>> begin MATERIAL PROVIDED
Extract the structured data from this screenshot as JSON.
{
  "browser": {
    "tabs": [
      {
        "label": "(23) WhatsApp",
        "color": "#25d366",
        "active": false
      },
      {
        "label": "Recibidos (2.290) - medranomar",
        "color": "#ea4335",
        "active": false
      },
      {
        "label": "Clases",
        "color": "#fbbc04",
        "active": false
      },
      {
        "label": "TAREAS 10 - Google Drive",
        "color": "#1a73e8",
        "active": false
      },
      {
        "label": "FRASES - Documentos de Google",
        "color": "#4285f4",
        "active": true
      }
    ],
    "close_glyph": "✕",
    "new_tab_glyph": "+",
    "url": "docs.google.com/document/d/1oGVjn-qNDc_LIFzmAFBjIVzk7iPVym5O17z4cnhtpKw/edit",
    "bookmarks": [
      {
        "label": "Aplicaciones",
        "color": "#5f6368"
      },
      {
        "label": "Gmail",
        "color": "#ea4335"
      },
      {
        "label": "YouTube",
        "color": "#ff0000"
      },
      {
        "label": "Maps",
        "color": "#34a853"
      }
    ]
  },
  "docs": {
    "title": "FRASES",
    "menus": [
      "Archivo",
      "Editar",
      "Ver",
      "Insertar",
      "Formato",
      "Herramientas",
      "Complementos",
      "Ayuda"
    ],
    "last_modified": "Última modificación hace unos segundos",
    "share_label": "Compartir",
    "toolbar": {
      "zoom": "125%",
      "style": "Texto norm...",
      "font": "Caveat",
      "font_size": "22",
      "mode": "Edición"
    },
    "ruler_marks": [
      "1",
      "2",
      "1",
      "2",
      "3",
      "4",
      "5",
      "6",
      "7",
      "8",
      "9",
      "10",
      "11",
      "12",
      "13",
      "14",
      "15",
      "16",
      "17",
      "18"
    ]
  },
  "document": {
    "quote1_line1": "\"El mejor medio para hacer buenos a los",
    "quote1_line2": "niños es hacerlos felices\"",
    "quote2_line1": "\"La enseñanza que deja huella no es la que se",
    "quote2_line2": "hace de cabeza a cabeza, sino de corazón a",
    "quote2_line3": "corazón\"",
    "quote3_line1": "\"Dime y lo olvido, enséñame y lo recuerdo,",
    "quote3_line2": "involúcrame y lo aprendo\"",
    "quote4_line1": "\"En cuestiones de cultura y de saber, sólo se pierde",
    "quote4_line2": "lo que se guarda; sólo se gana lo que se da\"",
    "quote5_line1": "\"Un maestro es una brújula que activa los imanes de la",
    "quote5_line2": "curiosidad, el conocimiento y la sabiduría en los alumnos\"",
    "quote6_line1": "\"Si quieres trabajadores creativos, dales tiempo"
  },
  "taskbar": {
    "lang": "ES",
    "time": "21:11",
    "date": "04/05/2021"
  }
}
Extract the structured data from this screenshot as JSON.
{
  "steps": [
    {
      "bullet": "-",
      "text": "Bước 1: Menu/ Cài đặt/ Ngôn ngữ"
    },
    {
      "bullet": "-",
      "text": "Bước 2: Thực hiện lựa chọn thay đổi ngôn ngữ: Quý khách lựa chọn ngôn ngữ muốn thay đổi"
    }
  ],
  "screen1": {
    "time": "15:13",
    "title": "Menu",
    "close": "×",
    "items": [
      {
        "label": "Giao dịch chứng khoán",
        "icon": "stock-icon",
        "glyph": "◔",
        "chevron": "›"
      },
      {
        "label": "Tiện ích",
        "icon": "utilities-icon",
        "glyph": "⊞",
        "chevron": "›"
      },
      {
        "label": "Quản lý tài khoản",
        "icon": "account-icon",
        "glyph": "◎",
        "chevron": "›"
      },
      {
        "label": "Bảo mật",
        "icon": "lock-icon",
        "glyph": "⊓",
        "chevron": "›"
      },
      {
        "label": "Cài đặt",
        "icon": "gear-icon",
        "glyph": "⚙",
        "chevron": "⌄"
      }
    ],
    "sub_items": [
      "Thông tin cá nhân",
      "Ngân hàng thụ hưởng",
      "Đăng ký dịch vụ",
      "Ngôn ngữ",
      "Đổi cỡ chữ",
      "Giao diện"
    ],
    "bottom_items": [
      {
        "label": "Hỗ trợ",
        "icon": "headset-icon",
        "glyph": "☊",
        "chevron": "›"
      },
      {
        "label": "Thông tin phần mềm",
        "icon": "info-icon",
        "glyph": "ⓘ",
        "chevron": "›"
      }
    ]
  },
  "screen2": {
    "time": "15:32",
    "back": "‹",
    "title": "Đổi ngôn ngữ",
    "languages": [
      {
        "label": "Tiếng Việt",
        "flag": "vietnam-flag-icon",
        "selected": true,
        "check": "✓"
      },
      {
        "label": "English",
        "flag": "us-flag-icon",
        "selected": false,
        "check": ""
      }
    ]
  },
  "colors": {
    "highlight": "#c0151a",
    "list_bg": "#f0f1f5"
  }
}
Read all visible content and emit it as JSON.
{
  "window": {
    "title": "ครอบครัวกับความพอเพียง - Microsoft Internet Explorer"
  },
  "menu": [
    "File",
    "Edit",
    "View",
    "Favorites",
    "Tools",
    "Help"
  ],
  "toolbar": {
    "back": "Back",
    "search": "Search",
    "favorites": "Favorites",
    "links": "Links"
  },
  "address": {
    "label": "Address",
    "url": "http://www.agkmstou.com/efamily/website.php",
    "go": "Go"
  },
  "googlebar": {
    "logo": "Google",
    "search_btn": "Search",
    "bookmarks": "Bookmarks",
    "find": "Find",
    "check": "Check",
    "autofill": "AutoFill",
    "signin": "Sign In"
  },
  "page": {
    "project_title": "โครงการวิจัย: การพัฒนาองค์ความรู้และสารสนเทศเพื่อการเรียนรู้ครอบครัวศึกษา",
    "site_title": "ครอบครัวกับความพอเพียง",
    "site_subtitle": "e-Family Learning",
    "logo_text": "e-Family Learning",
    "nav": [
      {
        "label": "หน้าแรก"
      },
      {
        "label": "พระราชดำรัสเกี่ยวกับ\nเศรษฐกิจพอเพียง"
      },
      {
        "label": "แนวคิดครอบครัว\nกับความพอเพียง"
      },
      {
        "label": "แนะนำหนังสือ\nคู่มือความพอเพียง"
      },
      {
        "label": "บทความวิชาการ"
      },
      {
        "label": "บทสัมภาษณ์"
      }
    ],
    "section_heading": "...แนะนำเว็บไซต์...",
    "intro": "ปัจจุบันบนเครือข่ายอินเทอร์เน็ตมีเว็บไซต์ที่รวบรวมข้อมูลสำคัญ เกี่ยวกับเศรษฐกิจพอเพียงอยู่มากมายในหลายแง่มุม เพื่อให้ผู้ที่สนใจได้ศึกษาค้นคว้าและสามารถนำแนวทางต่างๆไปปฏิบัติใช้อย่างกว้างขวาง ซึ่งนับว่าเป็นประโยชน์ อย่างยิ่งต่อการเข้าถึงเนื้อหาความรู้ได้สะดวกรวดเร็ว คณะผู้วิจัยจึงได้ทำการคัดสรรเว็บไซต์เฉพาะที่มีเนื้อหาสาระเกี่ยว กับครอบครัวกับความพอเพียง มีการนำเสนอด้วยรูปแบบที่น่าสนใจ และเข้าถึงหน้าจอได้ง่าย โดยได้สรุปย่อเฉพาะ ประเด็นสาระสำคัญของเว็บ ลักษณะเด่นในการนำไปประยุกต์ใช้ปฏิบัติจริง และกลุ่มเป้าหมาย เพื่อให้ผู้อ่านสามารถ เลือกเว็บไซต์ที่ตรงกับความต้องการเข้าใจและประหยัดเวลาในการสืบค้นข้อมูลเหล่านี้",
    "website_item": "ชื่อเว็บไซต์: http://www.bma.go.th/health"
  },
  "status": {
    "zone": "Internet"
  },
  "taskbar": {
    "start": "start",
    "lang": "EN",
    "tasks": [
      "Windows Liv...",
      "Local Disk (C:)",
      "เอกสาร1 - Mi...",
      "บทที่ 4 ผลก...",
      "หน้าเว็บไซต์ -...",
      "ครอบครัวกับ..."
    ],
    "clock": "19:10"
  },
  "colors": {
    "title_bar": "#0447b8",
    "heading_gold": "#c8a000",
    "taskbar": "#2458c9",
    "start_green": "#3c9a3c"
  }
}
>> end MATERIAL PROVIDED
> **AIM**: Keep only those lines of the records that hold "Internet", and return them.

> **CORRECT ANSWER**:
    "title": "ครอบครัวกับความพอเพียง - Microsoft Internet Explorer"
    "zone": "Internet"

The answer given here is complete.